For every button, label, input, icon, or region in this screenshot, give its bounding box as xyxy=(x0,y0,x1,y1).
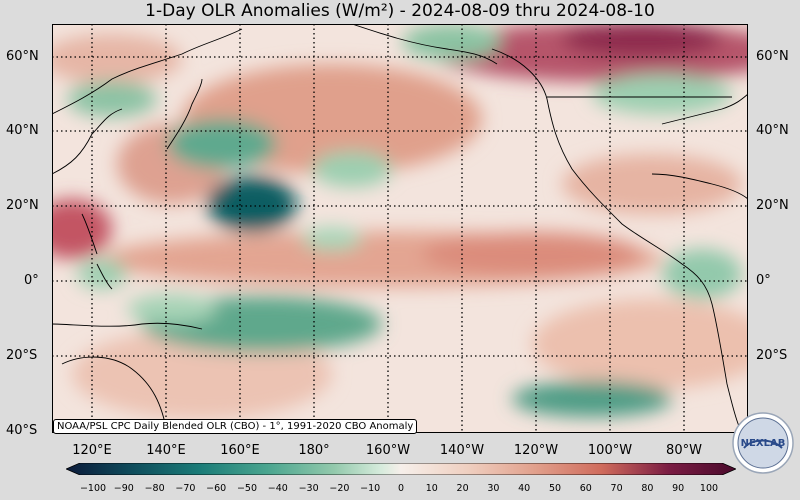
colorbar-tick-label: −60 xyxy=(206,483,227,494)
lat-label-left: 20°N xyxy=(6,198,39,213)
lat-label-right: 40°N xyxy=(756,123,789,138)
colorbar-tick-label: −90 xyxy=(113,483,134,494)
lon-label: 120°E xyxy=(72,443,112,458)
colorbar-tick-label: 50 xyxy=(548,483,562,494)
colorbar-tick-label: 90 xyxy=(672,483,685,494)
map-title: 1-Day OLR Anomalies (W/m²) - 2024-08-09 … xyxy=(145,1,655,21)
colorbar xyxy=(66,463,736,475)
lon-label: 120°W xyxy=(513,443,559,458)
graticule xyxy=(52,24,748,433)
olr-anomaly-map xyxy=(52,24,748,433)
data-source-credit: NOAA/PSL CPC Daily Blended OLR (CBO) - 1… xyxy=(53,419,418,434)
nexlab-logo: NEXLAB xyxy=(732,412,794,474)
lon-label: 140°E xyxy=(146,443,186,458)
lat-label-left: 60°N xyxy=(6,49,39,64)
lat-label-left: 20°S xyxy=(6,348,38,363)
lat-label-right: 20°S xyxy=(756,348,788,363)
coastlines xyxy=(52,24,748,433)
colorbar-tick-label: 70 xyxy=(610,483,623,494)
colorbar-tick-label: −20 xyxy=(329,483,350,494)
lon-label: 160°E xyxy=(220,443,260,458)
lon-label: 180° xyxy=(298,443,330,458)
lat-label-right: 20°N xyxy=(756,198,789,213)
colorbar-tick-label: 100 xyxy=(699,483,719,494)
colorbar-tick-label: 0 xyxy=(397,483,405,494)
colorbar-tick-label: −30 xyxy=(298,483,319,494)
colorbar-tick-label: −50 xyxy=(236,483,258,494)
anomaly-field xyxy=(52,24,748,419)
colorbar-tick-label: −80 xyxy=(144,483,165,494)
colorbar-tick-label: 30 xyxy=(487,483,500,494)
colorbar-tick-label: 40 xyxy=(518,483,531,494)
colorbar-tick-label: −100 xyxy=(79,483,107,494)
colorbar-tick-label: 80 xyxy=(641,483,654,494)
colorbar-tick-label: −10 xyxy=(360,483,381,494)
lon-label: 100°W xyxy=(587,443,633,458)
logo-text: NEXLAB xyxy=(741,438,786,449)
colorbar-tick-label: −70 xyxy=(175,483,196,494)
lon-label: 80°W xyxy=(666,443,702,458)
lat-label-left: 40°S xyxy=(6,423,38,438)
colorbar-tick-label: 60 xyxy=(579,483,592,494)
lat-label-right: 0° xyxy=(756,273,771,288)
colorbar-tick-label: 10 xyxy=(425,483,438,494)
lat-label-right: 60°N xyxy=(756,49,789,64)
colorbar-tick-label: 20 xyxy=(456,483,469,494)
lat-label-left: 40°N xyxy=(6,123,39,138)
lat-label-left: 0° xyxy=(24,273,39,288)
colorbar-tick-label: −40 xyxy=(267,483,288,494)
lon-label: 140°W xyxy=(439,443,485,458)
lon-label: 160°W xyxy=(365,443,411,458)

==========

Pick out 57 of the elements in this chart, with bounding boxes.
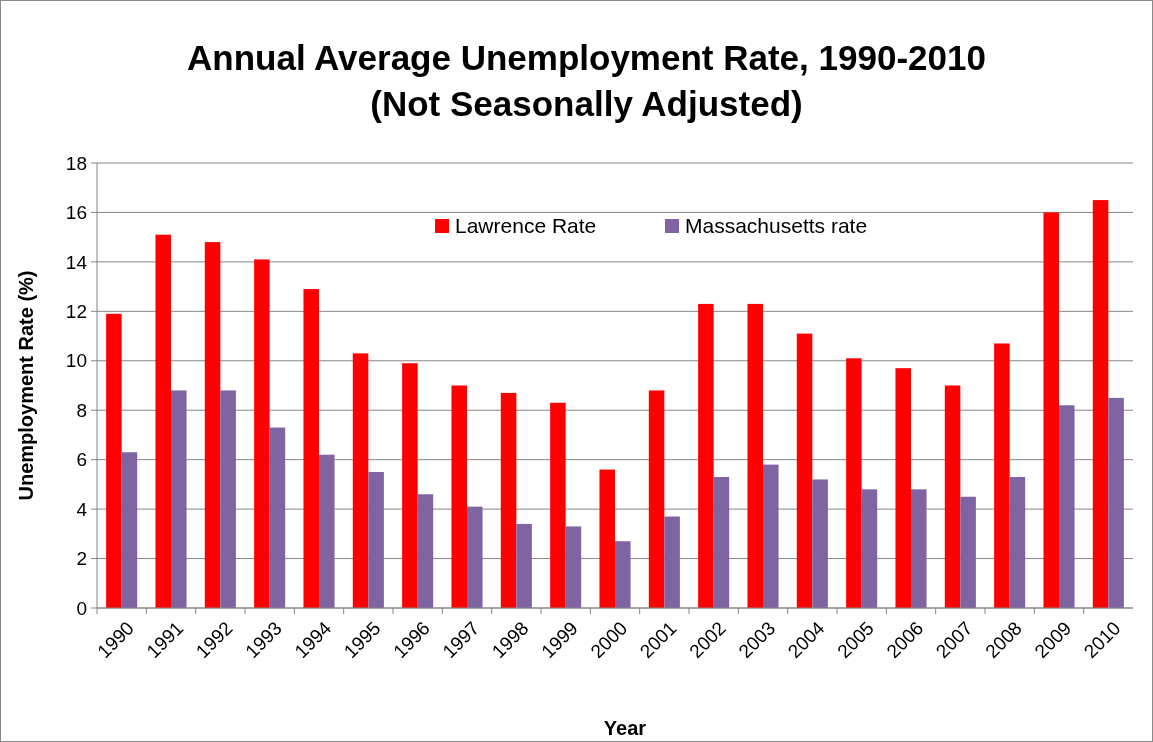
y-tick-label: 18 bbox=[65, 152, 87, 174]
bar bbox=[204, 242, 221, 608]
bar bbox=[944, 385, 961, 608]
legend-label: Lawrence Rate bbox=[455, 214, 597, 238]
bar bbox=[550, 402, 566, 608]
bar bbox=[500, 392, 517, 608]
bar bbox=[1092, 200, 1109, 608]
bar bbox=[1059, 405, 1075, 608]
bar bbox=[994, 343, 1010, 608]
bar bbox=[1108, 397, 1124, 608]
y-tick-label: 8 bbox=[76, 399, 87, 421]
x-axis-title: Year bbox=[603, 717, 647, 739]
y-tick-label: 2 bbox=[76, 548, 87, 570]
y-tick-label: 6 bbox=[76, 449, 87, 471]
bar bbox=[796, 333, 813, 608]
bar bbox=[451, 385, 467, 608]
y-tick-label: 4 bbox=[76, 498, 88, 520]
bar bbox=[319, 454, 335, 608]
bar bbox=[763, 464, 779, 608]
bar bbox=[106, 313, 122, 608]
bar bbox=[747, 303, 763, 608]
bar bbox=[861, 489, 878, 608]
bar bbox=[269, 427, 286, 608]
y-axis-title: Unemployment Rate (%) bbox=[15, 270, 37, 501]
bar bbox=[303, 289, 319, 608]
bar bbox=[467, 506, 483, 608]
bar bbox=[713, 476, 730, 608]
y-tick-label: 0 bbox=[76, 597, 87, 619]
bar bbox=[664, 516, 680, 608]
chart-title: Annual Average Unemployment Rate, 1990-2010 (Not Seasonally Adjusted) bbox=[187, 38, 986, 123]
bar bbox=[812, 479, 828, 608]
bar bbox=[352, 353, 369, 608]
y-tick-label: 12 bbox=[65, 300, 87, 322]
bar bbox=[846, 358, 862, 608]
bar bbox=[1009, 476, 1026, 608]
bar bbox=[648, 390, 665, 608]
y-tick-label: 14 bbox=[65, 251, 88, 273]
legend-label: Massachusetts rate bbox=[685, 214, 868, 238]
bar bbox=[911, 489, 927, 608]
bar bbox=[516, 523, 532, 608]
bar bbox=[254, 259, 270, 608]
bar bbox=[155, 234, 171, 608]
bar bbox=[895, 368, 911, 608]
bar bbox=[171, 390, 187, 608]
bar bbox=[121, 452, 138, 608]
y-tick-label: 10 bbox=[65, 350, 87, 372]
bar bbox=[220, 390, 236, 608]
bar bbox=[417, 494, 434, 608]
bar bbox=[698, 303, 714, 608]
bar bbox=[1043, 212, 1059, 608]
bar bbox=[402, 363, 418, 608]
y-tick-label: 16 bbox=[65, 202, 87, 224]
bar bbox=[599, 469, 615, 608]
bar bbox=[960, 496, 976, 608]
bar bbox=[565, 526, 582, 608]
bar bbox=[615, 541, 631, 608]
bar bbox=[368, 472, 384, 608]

==========

* _What the task asks_
Copy out the rows between the line containing "colorbar-tick-label: −60 xyxy=(206,483,227,494)" and the line containing "lon-label: 100°W xyxy=(587,443,633,458)", inclusive, without changing anything.

* _Answer for the task_
colorbar-tick-label: −60 xyxy=(206,483,227,494)
lat-label-left: 20°N xyxy=(6,198,39,213)
lat-label-right: 40°N xyxy=(756,123,789,138)
colorbar-tick-label: −90 xyxy=(113,483,134,494)
lon-label: 120°E xyxy=(72,443,112,458)
colorbar-tick-label: 50 xyxy=(548,483,562,494)
colorbar-tick-label: 90 xyxy=(672,483,685,494)
map-title: 1-Day OLR Anomalies (W/m²) - 2024-08-09 … xyxy=(145,1,655,21)
colorbar xyxy=(66,463,736,475)
lon-label: 120°W xyxy=(513,443,559,458)
graticule xyxy=(52,24,748,433)
olr-anomaly-map xyxy=(52,24,748,433)
data-source-credit: NOAA/PSL CPC Daily Blended OLR (CBO) - 1… xyxy=(53,419,418,434)
nexlab-logo: NEXLAB xyxy=(732,412,794,474)
lon-label: 140°E xyxy=(146,443,186,458)
lat-label-left: 60°N xyxy=(6,49,39,64)
lat-label-left: 20°S xyxy=(6,348,38,363)
lat-label-right: 20°S xyxy=(756,348,788,363)
coastlines xyxy=(52,24,748,433)
colorbar-tick-label: 70 xyxy=(610,483,623,494)
colorbar-tick-label: −20 xyxy=(329,483,350,494)
lon-label: 160°E xyxy=(220,443,260,458)
lon-label: 180° xyxy=(298,443,330,458)
lat-label-right: 20°N xyxy=(756,198,789,213)
colorbar-tick-label: 100 xyxy=(699,483,719,494)
colorbar-tick-label: 0 xyxy=(397,483,405,494)
colorbar-tick-label: −30 xyxy=(298,483,319,494)
colorbar-tick-label: −50 xyxy=(236,483,258,494)
anomaly-field xyxy=(52,24,748,419)
colorbar-tick-label: −80 xyxy=(144,483,165,494)
colorbar-tick-label: 30 xyxy=(487,483,500,494)
colorbar-tick-label: 40 xyxy=(518,483,531,494)
colorbar-tick-label: −100 xyxy=(79,483,107,494)
colorbar-tick-label: 80 xyxy=(641,483,654,494)
colorbar-tick-label: −10 xyxy=(360,483,381,494)
lon-label: 100°W xyxy=(587,443,633,458)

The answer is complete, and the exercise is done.